Written exercise:
Skip any picture you find and retype all the remaining lines exactly.

Listed entries:

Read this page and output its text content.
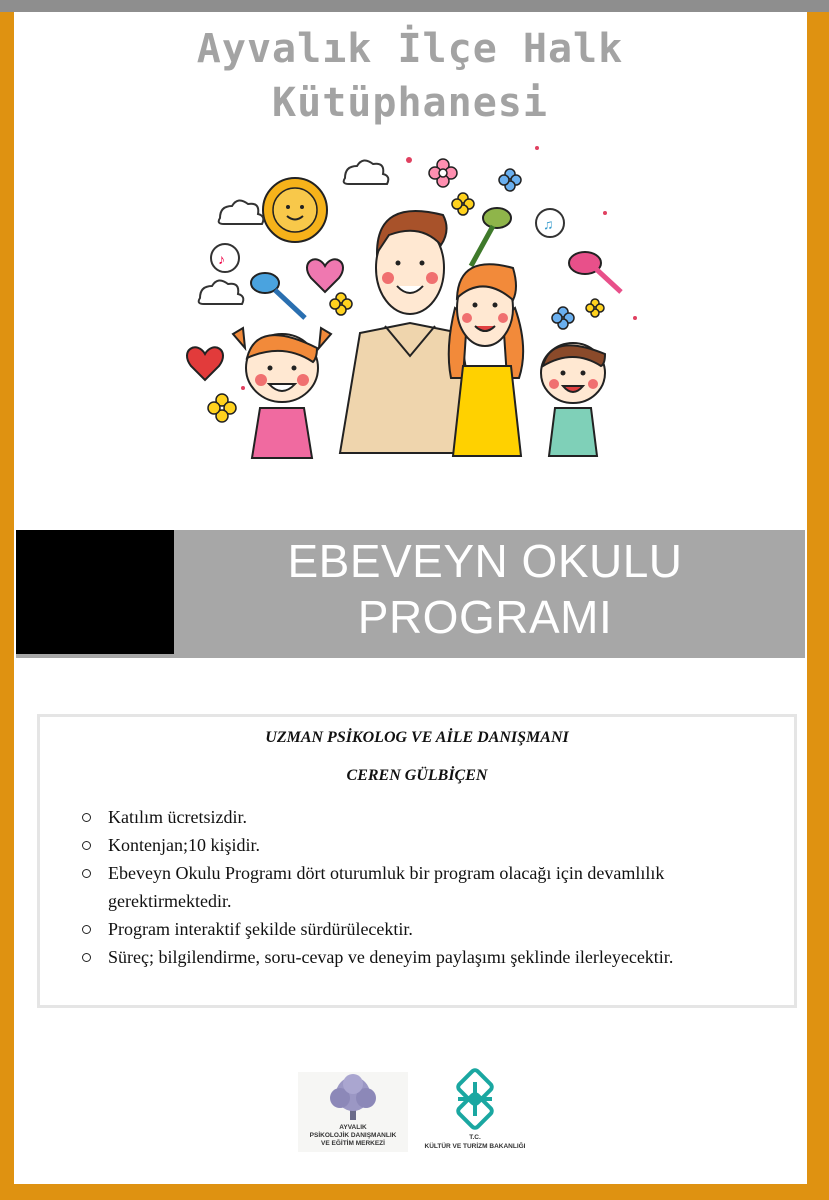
Ayvalık İlçe Halk
Kütüphanesi
♪
♫
EBEVEYN OKULU
PROGRAMI
UZMAN PSİKOLOG VE AİLE DANIŞMANI
CEREN GÜLBİÇEN
Katılım ücretsizdir.
Kontenjan;10 kişidir.
Ebeveyn Okulu Programı dört oturumluk bir program olacağı için devamlılık gerektirmektedir.
Program interaktif şekilde sürdürülecektir.
Süreç; bilgilendirme, soru-cevap ve deneyim paylaşımı şeklinde ilerleyecektir.
AYVALIK
PSİKOLOJİK DANIŞMANLIK
VE EĞİTİM MERKEZİ
T.C.
KÜLTÜR VE TURİZM BAKANLIĞI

Solved exercise:
Read this page and output its text content.
Ayvalık İlçe Halk
Kütüphanesi
♪
♫
EBEVEYN OKULU
PROGRAMI
UZMAN PSİKOLOG VE AİLE DANIŞMANI
CEREN GÜLBİÇEN
Katılım ücretsizdir.
Kontenjan;10 kişidir.
Ebeveyn Okulu Programı dört oturumluk bir program olacağı için devamlılık gerektirmektedir.
Program interaktif şekilde sürdürülecektir.
Süreç; bilgilendirme, soru-cevap ve deneyim paylaşımı şeklinde ilerleyecektir.
AYVALIK
PSİKOLOJİK DANIŞMANLIK
VE EĞİTİM MERKEZİ
T.C.
KÜLTÜR VE TURİZM BAKANLIĞI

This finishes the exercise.